PAGE =
_____

Where did you get that gorgeous yellow dress you do all your interviews in?
That is so funny. I got that dress from I want to say ASOS. I believe it was on sale, too. That was a steal, it was a good deal.
It’s been a year since filming. How are you doing?
Oh, man. Well, a year from this, I am happy. I’m actually the happiest that I’ve ever been in my life, which is crazy, but I’m just feeling content. I’m excited. I’m feeling good, happy, and yeah, unreal.
You work as a content creator online, so what was it like to have this major thing happen in your life and have to be quiet about it for a year? Has it been difficult keeping this a secret?
Oh my God. It has been super difficult especially with the holidays and with us being together with our families – I couldn’t really share any of that. I had to make it look like I was by myself, even on vacation. So that was like extremely difficult for me, because I like to share little moments of my life. So that was super tough.
Are your dad and Cameron close now?

_____

STORED DATA =
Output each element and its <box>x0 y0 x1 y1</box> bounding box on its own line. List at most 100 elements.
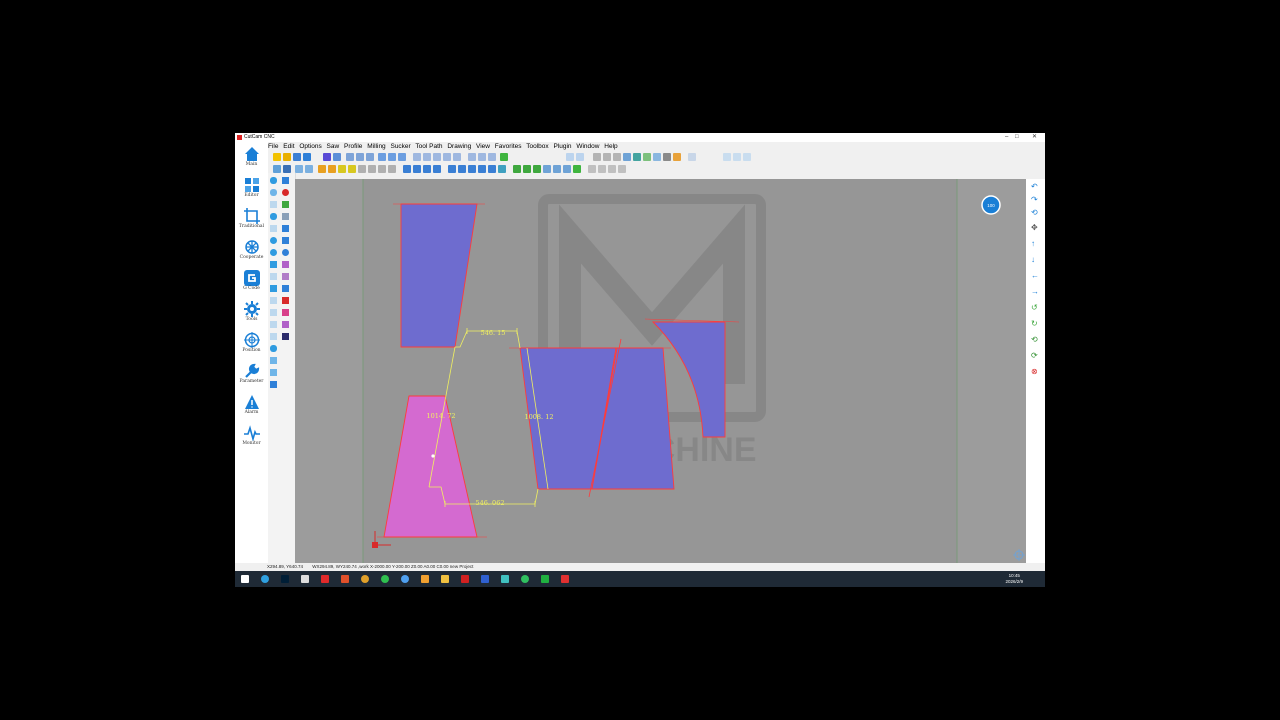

_____

JOB =
Please set down the part of the interview between "You work as" and "Cameron close now?", inclusive, word for word.

OUTPUT OF THE TASK =
You work as a content creator online, so what was it like to have this major thing happen in your life and have to be quiet about it for a year? Has it been difficult keeping this a secret?
Oh my God. It has been super difficult especially with the holidays and with us being together with our families – I couldn’t really share any of that. I had to make it look like I was by myself, even on vacation. So that was like extremely difficult for me, because I like to share little moments of my life. So that was super tough.
Are your dad and Cameron close now?